── Input records

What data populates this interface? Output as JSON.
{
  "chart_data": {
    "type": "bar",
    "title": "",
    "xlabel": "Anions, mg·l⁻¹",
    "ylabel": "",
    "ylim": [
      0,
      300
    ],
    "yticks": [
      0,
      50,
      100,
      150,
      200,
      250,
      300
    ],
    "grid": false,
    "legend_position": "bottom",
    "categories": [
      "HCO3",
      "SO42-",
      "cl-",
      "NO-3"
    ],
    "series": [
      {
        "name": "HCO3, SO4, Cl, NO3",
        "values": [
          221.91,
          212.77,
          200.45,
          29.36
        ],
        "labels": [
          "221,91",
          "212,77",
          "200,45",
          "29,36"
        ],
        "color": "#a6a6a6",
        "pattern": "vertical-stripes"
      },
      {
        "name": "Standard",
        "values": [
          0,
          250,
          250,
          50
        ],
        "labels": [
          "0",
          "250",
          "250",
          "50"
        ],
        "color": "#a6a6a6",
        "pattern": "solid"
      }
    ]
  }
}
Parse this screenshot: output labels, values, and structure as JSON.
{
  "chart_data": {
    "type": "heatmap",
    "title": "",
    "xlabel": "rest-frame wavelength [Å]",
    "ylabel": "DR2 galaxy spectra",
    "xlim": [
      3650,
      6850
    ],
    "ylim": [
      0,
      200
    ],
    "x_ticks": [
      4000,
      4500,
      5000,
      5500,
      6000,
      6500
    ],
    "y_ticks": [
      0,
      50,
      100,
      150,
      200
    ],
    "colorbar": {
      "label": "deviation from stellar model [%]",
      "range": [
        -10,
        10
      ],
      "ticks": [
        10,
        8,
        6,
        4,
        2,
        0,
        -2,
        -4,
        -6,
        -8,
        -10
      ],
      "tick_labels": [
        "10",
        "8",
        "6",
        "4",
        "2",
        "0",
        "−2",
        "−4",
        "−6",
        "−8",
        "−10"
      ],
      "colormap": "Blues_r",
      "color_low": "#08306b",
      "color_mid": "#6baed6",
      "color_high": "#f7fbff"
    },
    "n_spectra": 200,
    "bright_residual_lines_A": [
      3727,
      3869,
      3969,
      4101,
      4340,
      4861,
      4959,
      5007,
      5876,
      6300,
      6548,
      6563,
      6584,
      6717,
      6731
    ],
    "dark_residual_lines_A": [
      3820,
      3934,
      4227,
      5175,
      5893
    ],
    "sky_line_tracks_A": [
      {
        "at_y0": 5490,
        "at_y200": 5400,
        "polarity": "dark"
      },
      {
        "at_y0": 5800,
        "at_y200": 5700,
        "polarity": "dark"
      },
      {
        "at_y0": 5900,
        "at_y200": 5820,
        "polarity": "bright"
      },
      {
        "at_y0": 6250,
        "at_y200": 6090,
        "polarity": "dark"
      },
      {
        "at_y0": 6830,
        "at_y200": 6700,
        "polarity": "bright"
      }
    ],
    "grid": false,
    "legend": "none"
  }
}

────

Your instructions: Copy every line of the records word for word.

Right answer:
What data populates this interface? Output as JSON.
{
  "chart_data": {
    "type": "bar",
    "title": "",
    "xlabel": "Anions, mg·l⁻¹",
    "ylabel": "",
    "ylim": [
      0,
      300
    ],
    "yticks": [
      0,
      50,
      100,
      150,
      200,
      250,
      300
    ],
    "grid": false,
    "legend_position": "bottom",
    "categories": [
      "HCO3",
      "SO42-",
      "cl-",
      "NO-3"
    ],
    "series": [
      {
        "name": "HCO3, SO4, Cl, NO3",
        "values": [
          221.91,
          212.77,
          200.45,
          29.36
        ],
        "labels": [
          "221,91",
          "212,77",
          "200,45",
          "29,36"
        ],
        "color": "#a6a6a6",
        "pattern": "vertical-stripes"
      },
      {
        "name": "Standard",
        "values": [
          0,
          250,
          250,
          50
        ],
        "labels": [
          "0",
          "250",
          "250",
          "50"
        ],
        "color": "#a6a6a6",
        "pattern": "solid"
      }
    ]
  }
}
Parse this screenshot: output labels, values, and structure as JSON.
{
  "chart_data": {
    "type": "heatmap",
    "title": "",
    "xlabel": "rest-frame wavelength [Å]",
    "ylabel": "DR2 galaxy spectra",
    "xlim": [
      3650,
      6850
    ],
    "ylim": [
      0,
      200
    ],
    "x_ticks": [
      4000,
      4500,
      5000,
      5500,
      6000,
      6500
    ],
    "y_ticks": [
      0,
      50,
      100,
      150,
      200
    ],
    "colorbar": {
      "label": "deviation from stellar model [%]",
      "range": [
        -10,
        10
      ],
      "ticks": [
        10,
        8,
        6,
        4,
        2,
        0,
        -2,
        -4,
        -6,
        -8,
        -10
      ],
      "tick_labels": [
        "10",
        "8",
        "6",
        "4",
        "2",
        "0",
        "−2",
        "−4",
        "−6",
        "−8",
        "−10"
      ],
      "colormap": "Blues_r",
      "color_low": "#08306b",
      "color_mid": "#6baed6",
      "color_high": "#f7fbff"
    },
    "n_spectra": 200,
    "bright_residual_lines_A": [
      3727,
      3869,
      3969,
      4101,
      4340,
      4861,
      4959,
      5007,
      5876,
      6300,
      6548,
      6563,
      6584,
      6717,
      6731
    ],
    "dark_residual_lines_A": [
      3820,
      3934,
      4227,
      5175,
      5893
    ],
    "sky_line_tracks_A": [
      {
        "at_y0": 5490,
        "at_y200": 5400,
        "polarity": "dark"
      },
      {
        "at_y0": 5800,
        "at_y200": 5700,
        "polarity": "dark"
      },
      {
        "at_y0": 5900,
        "at_y200": 5820,
        "polarity": "bright"
      },
      {
        "at_y0": 6250,
        "at_y200": 6090,
        "polarity": "dark"
      },
      {
        "at_y0": 6830,
        "at_y200": 6700,
        "polarity": "bright"
      }
    ],
    "grid": false,
    "legend": "none"
  }
}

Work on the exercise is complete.